>>>

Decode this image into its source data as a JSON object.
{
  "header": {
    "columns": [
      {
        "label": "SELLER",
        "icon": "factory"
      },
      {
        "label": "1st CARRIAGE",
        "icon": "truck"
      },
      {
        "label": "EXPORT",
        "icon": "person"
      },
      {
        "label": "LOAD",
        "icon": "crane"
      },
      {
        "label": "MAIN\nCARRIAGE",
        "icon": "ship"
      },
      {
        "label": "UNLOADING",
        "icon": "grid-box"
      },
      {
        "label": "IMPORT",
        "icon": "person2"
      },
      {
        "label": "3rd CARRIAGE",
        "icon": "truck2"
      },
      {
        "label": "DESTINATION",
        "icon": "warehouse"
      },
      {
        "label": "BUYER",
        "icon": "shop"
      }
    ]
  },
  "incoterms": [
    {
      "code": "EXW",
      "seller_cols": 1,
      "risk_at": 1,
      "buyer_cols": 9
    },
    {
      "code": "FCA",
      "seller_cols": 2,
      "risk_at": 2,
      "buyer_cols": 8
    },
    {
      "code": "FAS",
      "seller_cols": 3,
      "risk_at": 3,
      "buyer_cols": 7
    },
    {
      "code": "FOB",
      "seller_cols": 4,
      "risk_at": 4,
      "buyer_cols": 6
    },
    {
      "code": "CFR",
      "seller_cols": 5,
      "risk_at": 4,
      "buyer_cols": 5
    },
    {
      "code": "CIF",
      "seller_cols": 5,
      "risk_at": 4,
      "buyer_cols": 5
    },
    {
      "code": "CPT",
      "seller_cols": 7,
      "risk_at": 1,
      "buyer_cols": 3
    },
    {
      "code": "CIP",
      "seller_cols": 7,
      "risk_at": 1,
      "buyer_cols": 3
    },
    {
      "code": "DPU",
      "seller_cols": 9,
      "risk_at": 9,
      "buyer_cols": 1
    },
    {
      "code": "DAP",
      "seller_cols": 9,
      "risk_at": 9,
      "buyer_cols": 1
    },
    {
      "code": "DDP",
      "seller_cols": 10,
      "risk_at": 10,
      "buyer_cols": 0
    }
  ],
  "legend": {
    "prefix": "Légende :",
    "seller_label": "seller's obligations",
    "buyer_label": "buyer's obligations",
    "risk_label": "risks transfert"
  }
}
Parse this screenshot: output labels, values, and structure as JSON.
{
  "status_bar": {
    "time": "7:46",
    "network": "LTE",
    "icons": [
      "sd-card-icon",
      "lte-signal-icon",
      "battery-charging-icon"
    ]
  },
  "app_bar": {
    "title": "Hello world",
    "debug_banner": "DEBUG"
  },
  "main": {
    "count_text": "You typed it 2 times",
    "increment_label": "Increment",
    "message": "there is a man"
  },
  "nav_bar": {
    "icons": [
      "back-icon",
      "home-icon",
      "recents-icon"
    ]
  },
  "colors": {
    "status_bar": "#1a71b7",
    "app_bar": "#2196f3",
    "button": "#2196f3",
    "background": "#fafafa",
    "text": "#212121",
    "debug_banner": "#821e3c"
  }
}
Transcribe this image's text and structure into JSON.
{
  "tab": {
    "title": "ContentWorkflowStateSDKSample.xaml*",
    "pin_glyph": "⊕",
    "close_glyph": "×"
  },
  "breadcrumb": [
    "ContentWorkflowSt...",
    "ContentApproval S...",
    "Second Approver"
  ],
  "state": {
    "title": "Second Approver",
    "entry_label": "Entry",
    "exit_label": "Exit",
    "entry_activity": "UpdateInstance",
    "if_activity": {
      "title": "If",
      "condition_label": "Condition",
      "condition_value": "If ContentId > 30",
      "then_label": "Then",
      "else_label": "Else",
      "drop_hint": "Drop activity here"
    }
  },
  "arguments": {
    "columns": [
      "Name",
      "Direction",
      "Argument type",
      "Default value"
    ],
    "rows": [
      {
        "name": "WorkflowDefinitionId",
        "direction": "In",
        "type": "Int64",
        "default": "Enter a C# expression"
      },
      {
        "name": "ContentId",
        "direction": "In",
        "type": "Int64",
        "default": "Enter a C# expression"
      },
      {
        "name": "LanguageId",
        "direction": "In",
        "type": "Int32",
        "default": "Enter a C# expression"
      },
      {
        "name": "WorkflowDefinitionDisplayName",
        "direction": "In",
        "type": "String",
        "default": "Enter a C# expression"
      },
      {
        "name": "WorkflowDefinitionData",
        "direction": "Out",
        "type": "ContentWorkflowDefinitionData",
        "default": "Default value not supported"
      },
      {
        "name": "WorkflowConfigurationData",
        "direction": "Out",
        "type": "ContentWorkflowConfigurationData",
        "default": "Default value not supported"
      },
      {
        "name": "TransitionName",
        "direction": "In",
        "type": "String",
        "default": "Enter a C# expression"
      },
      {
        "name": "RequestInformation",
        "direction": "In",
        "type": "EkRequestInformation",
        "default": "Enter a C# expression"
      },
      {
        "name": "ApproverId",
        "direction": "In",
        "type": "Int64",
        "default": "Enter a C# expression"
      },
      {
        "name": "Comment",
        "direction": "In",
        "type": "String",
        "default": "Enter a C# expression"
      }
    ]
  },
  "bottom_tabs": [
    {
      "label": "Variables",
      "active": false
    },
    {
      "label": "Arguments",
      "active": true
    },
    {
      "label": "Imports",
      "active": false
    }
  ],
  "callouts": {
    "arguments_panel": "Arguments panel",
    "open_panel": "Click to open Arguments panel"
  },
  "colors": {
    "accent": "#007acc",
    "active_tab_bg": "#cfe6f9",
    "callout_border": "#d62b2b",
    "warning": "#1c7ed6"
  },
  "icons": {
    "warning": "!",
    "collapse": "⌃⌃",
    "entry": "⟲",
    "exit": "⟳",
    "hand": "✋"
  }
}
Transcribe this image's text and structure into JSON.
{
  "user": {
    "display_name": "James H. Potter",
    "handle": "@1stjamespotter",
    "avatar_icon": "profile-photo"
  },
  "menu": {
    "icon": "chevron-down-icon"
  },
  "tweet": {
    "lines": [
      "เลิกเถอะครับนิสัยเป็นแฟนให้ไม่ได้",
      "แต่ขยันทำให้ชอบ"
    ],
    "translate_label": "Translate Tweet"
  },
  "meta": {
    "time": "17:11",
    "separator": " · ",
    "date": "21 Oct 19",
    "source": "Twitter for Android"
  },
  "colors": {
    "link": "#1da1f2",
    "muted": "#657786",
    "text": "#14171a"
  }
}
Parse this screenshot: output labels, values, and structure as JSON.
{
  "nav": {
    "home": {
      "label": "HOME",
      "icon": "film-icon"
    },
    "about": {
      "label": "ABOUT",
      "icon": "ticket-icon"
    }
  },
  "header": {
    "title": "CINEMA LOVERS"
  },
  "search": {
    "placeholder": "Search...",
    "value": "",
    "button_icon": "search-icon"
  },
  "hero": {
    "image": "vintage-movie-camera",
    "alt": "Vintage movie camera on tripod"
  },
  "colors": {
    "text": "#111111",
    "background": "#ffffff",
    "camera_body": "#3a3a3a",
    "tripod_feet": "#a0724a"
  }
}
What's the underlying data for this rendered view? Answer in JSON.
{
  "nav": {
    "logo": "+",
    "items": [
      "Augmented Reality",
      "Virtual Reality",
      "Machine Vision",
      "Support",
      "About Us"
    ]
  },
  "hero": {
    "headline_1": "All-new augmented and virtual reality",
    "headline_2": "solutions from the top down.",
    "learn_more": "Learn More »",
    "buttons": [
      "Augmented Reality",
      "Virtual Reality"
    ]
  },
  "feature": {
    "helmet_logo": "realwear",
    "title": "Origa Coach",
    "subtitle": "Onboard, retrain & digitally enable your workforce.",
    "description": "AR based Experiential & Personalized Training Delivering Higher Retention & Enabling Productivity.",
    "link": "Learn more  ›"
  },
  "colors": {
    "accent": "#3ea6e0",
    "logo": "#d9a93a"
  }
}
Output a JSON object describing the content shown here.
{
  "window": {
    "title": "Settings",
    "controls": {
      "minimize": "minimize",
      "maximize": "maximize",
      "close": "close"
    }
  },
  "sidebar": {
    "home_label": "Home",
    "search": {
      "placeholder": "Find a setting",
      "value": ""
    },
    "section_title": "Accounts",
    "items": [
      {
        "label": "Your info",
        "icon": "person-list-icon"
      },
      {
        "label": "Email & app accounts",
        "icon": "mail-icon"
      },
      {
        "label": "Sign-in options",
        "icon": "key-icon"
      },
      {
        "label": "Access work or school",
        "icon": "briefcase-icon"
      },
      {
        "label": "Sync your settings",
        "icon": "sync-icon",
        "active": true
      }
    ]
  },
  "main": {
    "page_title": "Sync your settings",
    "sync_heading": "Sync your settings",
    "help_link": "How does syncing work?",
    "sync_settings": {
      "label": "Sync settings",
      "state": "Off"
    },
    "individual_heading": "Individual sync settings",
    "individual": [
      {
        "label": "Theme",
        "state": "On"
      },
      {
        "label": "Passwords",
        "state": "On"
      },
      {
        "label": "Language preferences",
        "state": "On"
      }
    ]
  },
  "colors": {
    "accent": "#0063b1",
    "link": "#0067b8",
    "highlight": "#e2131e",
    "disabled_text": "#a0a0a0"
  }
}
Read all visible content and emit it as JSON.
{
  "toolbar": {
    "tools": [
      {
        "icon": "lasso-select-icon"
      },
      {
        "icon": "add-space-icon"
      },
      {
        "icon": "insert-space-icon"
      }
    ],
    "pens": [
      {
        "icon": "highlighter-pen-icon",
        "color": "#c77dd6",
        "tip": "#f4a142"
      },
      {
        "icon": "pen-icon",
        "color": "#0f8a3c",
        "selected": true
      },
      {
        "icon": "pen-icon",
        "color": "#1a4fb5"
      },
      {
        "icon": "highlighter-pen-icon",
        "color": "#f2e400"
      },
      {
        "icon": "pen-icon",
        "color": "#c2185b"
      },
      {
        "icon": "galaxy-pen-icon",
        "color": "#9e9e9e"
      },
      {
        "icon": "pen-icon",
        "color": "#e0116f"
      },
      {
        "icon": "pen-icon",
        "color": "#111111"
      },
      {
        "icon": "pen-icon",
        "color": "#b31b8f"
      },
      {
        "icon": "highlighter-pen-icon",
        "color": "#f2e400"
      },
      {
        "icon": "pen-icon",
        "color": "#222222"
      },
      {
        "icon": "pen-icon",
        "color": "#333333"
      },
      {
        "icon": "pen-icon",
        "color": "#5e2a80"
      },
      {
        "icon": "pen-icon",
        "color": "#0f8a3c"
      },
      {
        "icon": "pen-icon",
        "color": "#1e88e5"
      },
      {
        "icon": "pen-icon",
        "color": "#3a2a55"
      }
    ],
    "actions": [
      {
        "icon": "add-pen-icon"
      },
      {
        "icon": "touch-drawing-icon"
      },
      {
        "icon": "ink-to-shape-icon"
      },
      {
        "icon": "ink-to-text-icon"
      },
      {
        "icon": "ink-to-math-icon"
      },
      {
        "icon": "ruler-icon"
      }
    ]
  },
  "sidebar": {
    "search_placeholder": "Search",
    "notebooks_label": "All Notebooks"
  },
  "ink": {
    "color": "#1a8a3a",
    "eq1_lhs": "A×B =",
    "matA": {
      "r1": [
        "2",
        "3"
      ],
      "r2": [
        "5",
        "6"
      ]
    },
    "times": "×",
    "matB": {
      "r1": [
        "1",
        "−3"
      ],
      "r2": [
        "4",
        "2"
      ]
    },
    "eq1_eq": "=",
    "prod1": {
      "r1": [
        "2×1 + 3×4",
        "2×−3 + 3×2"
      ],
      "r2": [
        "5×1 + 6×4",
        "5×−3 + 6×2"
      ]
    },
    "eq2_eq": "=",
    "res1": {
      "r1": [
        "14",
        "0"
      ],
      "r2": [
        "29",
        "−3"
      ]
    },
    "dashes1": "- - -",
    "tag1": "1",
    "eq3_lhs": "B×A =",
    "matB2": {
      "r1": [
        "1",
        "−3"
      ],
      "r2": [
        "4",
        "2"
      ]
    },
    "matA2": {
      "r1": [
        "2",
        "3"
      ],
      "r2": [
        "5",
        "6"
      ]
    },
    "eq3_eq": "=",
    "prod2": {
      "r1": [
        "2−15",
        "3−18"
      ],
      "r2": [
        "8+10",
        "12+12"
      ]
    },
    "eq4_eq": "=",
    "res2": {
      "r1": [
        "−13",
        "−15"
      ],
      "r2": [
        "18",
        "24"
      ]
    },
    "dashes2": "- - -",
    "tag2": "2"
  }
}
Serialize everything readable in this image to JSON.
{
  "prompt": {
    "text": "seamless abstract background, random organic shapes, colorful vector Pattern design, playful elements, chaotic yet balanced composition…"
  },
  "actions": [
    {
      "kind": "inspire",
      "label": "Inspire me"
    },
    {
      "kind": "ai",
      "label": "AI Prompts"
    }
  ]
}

<<<

Show the lines from the data above that contain the string "ContentId".

→ THE COMPLETED TASK
      "condition_value": "If ContentId > 30",
        "name": "ContentId",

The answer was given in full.